TASK BRIEF: Note each line of the listing that contains the string "Standard", and copy it.

INPUT:
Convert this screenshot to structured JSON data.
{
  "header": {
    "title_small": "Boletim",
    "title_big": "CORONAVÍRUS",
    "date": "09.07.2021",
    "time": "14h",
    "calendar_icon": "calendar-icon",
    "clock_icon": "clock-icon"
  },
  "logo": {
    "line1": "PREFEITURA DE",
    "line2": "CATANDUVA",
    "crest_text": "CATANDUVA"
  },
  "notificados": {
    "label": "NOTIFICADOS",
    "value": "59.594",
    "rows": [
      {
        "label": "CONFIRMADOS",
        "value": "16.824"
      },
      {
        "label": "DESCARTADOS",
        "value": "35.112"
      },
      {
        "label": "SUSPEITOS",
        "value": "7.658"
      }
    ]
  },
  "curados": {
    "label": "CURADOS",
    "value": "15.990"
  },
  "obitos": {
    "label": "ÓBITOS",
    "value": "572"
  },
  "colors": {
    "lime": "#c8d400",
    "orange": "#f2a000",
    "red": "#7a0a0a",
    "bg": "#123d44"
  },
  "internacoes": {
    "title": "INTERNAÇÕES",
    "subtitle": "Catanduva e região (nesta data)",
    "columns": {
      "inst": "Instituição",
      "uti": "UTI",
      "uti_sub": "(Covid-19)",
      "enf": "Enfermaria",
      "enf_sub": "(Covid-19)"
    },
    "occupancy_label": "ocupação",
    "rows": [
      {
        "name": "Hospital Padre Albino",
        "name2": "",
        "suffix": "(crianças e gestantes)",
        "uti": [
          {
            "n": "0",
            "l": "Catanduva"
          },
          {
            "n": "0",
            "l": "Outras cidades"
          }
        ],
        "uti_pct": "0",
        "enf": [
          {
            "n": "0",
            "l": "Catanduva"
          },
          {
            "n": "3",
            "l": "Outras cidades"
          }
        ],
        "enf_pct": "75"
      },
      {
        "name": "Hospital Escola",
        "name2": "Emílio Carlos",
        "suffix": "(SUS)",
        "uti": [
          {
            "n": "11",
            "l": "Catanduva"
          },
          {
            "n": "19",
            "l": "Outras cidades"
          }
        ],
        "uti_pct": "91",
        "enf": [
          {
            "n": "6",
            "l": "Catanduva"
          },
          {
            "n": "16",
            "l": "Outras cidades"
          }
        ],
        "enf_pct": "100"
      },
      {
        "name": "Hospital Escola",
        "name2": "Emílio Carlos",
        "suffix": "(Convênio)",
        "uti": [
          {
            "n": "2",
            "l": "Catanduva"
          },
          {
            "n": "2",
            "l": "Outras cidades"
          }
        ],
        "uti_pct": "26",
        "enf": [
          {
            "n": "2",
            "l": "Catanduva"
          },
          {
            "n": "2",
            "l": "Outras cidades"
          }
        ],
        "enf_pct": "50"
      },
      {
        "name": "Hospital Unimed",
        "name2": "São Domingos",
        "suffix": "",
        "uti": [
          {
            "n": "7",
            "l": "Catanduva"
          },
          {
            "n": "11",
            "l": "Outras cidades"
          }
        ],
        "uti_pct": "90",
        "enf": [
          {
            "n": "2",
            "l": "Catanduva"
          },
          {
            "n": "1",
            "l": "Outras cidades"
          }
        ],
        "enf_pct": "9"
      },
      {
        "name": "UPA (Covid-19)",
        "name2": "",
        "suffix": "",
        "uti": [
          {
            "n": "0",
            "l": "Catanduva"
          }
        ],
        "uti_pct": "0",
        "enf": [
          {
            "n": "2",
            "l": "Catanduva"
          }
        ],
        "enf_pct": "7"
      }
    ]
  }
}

* * *

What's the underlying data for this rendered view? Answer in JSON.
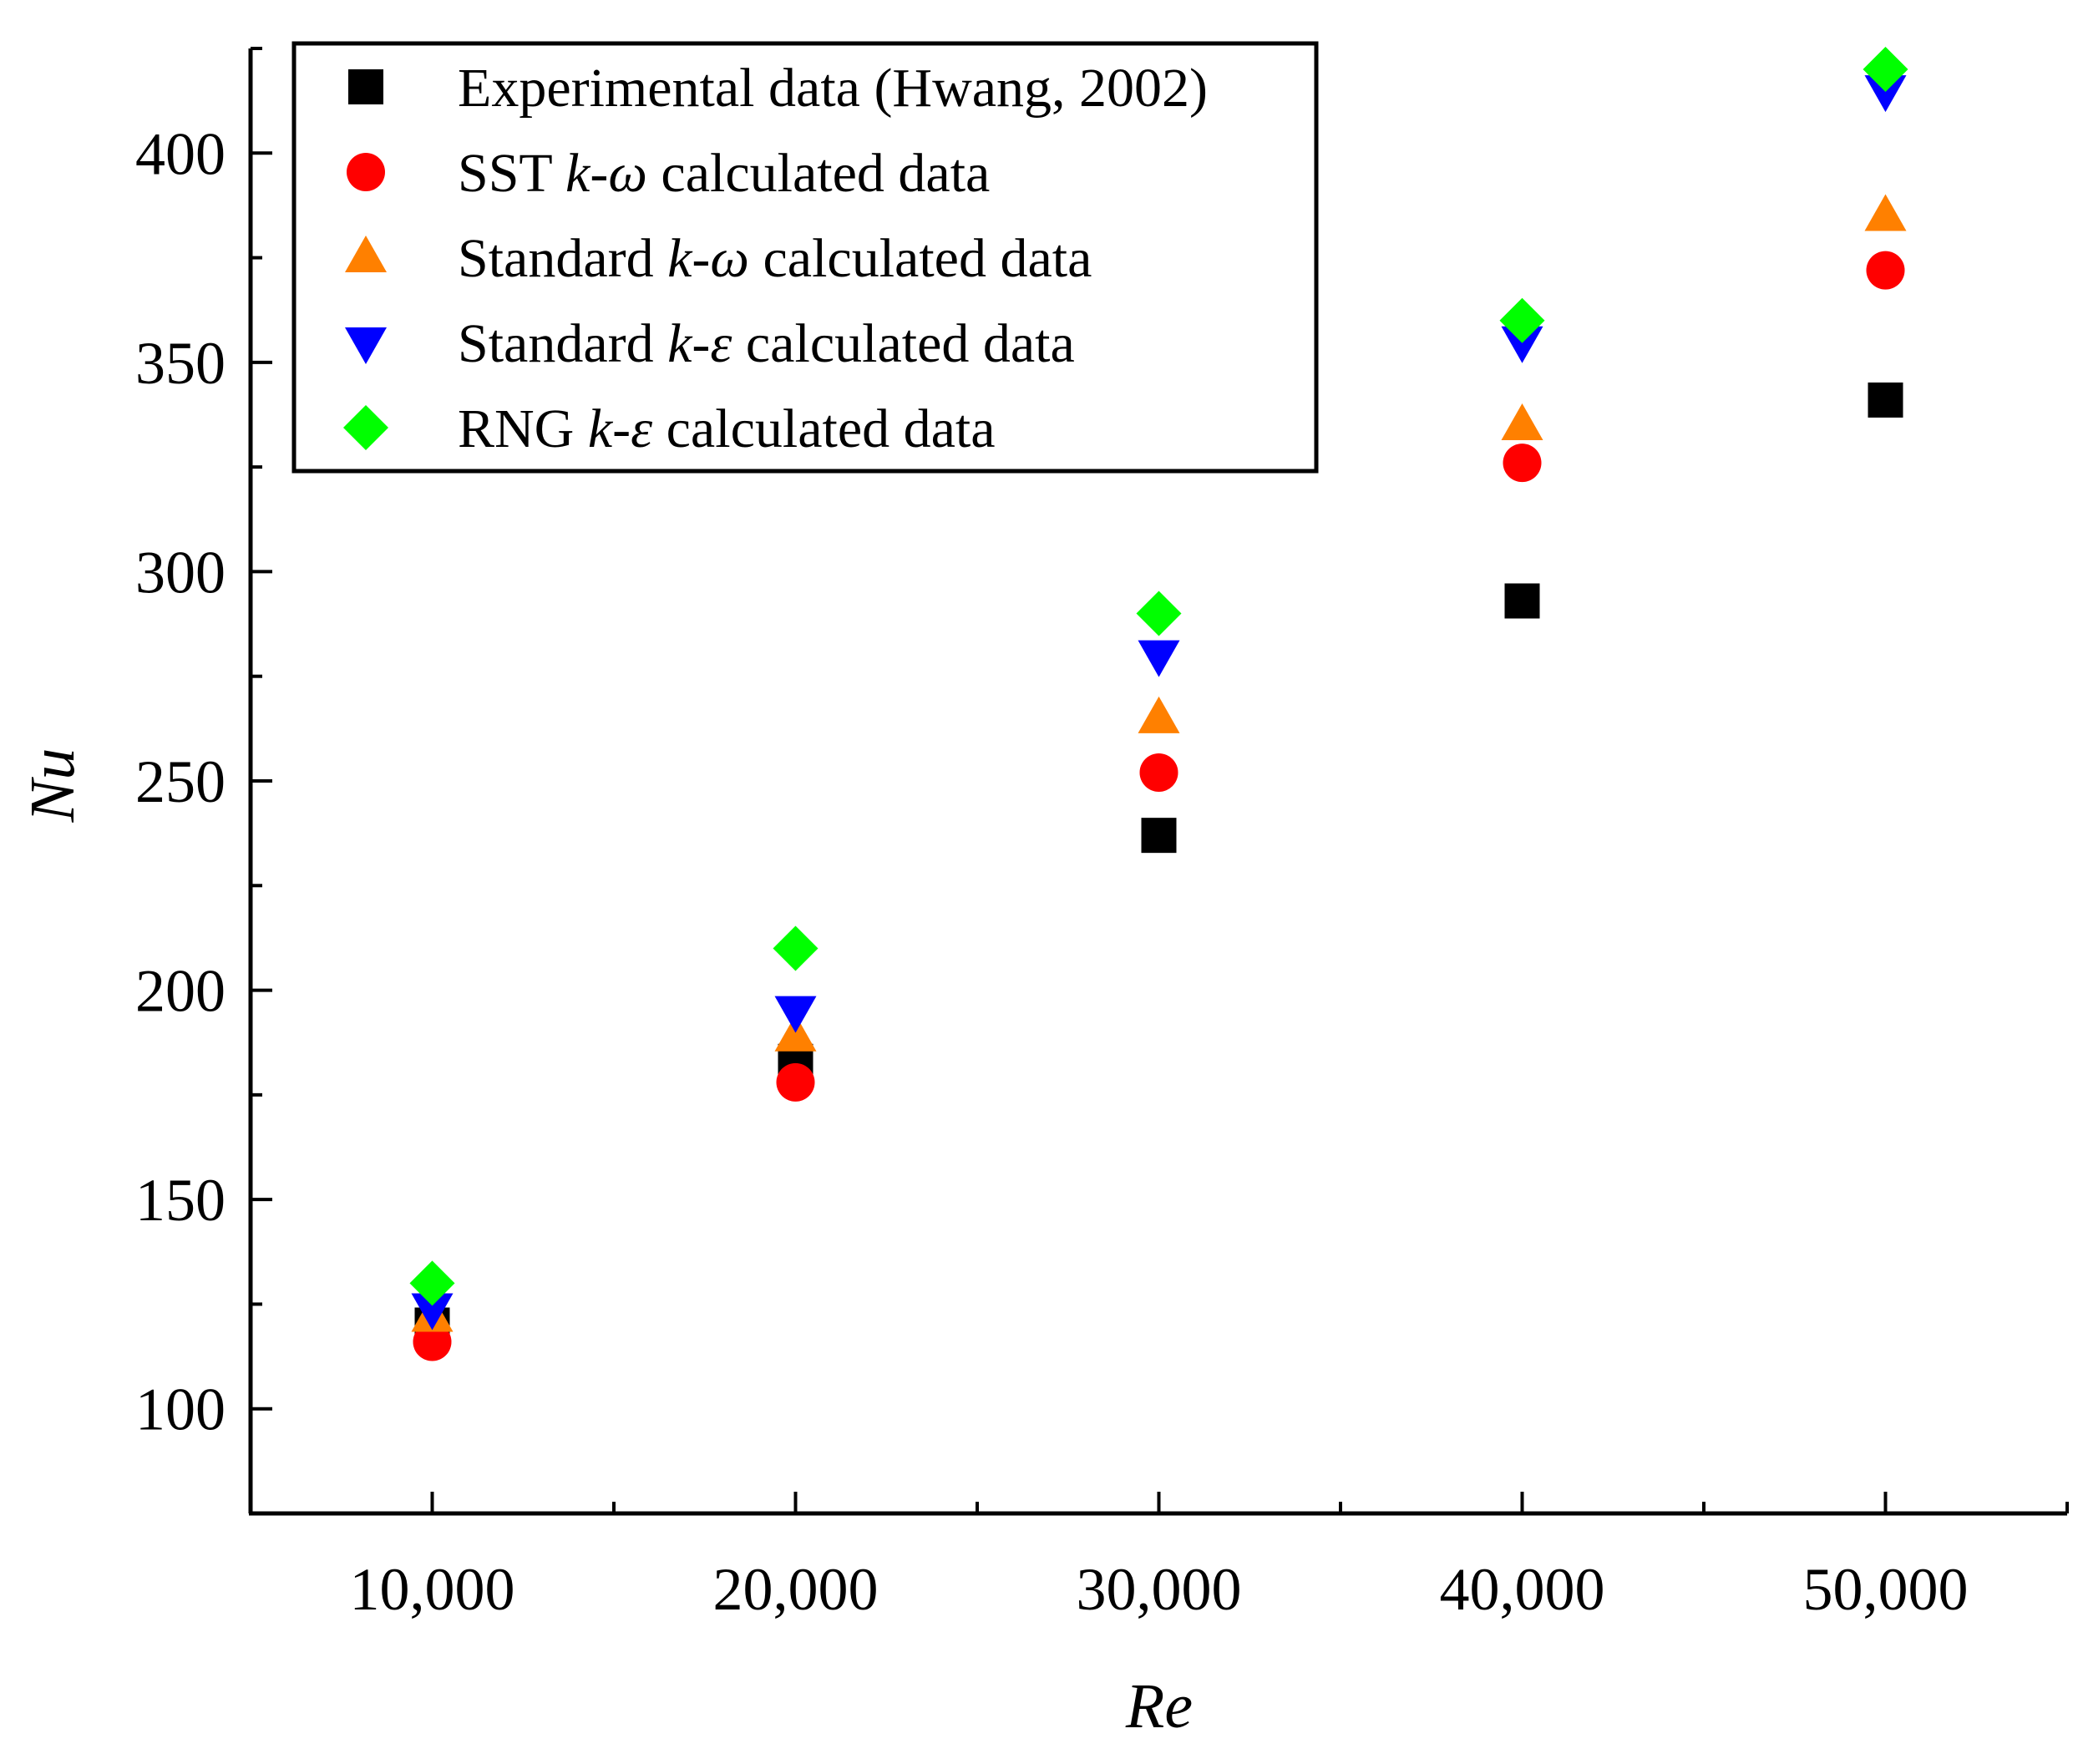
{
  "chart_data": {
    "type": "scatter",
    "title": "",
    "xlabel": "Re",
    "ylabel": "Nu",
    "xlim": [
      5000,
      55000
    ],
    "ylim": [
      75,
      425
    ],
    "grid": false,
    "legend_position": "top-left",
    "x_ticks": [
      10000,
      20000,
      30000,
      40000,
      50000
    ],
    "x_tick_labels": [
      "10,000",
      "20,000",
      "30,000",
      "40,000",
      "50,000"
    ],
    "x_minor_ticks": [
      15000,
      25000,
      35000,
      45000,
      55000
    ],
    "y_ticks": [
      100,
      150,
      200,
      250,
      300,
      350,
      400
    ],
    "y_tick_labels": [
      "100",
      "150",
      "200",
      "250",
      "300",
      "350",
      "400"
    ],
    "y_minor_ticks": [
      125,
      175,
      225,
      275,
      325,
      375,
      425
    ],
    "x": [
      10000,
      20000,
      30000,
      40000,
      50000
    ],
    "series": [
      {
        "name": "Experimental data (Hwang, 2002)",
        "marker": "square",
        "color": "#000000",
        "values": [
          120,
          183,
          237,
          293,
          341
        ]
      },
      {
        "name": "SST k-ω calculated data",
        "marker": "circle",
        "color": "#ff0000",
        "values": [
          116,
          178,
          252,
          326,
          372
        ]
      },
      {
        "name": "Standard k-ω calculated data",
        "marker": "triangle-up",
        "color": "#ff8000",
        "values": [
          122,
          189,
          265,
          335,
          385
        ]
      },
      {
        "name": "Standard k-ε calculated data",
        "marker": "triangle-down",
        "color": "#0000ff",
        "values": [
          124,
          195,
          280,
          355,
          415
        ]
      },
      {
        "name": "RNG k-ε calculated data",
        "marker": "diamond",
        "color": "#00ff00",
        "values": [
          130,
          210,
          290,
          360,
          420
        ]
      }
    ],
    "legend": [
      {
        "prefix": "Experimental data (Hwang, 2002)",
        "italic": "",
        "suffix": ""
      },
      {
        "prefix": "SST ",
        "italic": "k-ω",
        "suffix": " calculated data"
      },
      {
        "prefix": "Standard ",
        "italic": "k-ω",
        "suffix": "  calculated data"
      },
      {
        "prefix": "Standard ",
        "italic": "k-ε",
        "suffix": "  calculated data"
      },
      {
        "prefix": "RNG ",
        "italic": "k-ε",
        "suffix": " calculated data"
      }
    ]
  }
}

==

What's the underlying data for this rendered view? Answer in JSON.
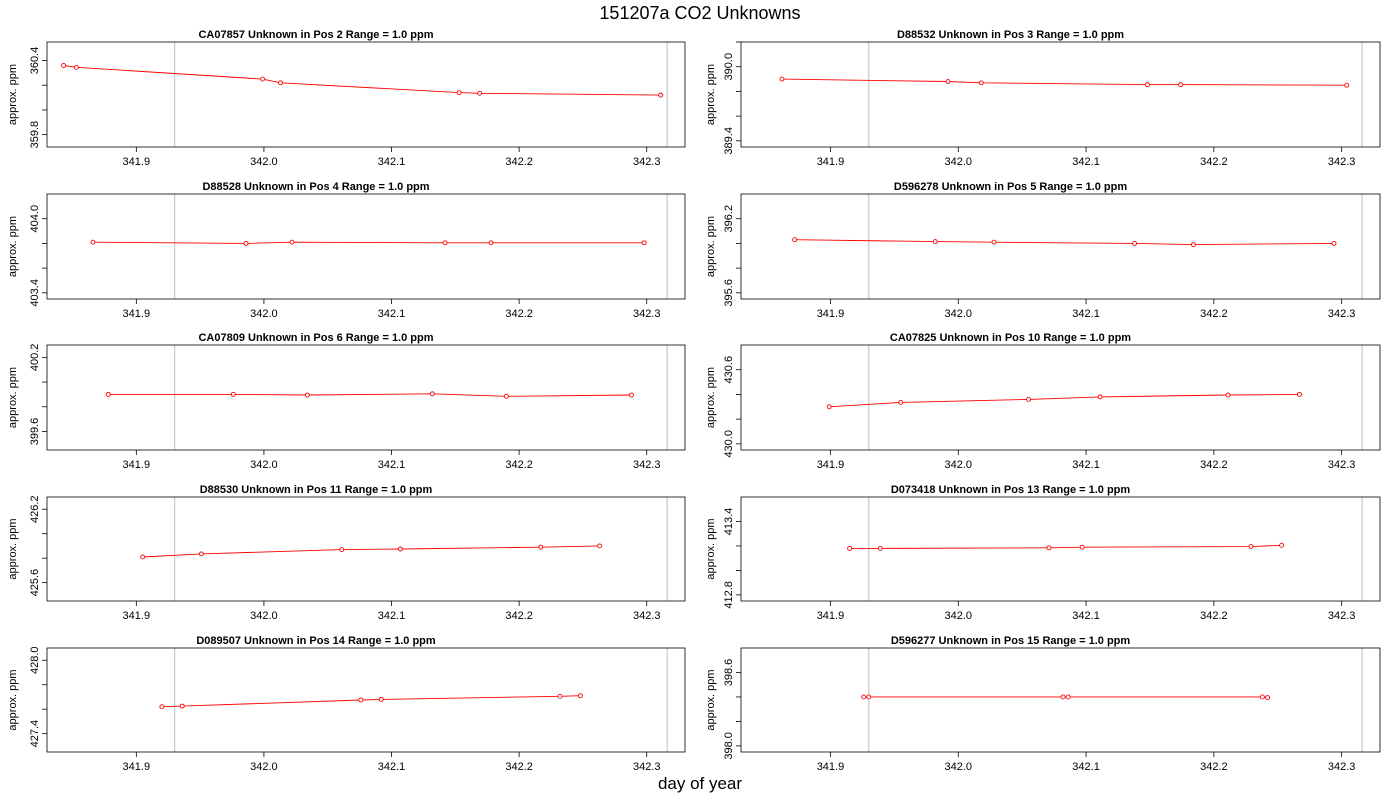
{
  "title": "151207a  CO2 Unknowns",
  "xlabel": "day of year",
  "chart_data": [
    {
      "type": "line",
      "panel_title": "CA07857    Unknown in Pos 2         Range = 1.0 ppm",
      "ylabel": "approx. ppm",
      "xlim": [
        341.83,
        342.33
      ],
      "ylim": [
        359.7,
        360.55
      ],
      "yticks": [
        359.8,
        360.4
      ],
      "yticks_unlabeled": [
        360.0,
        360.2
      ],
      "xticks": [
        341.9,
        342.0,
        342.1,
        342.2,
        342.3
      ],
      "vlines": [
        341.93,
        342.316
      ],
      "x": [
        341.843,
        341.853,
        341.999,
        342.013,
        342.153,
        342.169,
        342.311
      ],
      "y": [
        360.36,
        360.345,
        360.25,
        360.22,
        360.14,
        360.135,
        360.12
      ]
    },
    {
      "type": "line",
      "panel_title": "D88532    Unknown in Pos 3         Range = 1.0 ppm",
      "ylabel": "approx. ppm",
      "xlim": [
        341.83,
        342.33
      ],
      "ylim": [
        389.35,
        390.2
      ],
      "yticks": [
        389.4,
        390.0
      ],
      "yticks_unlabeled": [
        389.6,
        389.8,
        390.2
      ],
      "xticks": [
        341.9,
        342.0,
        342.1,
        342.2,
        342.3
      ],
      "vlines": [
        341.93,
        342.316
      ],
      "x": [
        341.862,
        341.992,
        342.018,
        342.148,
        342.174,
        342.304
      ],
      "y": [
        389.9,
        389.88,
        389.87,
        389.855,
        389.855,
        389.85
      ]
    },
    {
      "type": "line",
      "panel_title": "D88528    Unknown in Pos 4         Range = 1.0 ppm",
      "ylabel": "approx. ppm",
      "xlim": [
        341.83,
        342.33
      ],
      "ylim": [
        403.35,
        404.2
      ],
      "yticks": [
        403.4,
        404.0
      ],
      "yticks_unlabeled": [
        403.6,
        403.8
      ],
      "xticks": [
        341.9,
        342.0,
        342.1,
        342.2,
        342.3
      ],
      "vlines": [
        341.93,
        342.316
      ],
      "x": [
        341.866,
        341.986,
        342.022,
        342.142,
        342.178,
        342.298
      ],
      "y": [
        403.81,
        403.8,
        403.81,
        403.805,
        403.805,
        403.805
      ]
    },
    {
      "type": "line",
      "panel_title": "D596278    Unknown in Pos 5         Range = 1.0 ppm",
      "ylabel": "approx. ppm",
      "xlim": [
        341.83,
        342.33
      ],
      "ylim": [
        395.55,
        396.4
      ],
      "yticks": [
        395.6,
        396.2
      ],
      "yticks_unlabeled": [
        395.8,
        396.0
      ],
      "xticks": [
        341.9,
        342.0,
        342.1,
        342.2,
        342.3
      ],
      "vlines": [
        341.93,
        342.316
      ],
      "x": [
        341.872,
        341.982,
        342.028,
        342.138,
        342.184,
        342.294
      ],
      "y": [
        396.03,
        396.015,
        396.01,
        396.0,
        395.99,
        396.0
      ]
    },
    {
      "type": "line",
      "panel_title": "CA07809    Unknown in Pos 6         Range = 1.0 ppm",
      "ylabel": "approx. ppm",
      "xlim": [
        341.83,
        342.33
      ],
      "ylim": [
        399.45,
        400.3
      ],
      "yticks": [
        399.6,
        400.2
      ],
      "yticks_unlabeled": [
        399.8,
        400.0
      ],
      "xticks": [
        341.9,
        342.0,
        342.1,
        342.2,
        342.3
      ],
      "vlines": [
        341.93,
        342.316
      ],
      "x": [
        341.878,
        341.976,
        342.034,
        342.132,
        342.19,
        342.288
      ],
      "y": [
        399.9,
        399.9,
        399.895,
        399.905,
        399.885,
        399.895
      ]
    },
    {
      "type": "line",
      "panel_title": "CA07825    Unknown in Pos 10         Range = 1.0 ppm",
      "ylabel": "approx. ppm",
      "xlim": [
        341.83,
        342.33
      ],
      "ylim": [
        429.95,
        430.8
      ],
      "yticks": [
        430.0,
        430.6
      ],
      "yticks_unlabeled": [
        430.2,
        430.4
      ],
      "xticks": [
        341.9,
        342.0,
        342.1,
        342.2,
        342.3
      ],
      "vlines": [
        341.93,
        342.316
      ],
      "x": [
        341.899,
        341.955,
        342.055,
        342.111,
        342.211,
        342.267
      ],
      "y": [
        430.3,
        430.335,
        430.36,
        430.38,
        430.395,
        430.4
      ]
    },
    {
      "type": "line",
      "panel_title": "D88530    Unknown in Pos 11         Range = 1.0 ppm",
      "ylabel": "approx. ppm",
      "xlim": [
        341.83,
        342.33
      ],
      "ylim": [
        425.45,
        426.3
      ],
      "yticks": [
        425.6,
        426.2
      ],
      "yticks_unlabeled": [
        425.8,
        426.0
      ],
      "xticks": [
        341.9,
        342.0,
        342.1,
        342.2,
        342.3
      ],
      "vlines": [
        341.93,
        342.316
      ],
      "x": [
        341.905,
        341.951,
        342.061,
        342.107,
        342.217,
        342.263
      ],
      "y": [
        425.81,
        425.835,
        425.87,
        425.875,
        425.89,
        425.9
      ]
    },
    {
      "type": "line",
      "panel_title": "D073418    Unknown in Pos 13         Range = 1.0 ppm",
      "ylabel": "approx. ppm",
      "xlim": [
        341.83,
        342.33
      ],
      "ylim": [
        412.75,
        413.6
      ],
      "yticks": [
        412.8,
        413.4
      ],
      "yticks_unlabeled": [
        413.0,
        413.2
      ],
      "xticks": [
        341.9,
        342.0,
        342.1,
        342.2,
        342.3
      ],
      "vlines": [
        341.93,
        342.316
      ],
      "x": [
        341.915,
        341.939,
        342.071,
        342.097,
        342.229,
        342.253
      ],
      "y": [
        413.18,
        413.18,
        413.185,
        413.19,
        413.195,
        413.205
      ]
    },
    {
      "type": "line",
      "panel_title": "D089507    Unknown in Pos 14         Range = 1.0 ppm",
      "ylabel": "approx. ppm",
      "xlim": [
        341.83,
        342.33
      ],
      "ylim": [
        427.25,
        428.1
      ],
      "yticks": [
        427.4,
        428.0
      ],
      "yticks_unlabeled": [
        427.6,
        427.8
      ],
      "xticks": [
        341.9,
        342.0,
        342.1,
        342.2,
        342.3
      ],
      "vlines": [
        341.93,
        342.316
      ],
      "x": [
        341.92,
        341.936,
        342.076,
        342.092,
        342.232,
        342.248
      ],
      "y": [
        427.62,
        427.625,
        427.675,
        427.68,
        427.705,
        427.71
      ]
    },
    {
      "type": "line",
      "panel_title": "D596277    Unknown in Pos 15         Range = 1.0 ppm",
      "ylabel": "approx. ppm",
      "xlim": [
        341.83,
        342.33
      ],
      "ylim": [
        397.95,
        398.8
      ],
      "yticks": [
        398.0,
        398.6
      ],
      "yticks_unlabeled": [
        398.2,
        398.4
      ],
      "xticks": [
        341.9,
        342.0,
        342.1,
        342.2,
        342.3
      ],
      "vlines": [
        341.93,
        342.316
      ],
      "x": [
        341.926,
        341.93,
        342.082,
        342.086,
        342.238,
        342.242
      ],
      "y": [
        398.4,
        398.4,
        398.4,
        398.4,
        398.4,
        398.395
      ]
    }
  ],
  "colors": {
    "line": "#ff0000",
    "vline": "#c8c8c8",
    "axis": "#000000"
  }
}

ANSWER TO THIS PROBLEM:
        "name": "Standard k-ω calculated data",
        "name": "Standard k-ε calculated data",
        "prefix": "Standard ",
        "prefix": "Standard ",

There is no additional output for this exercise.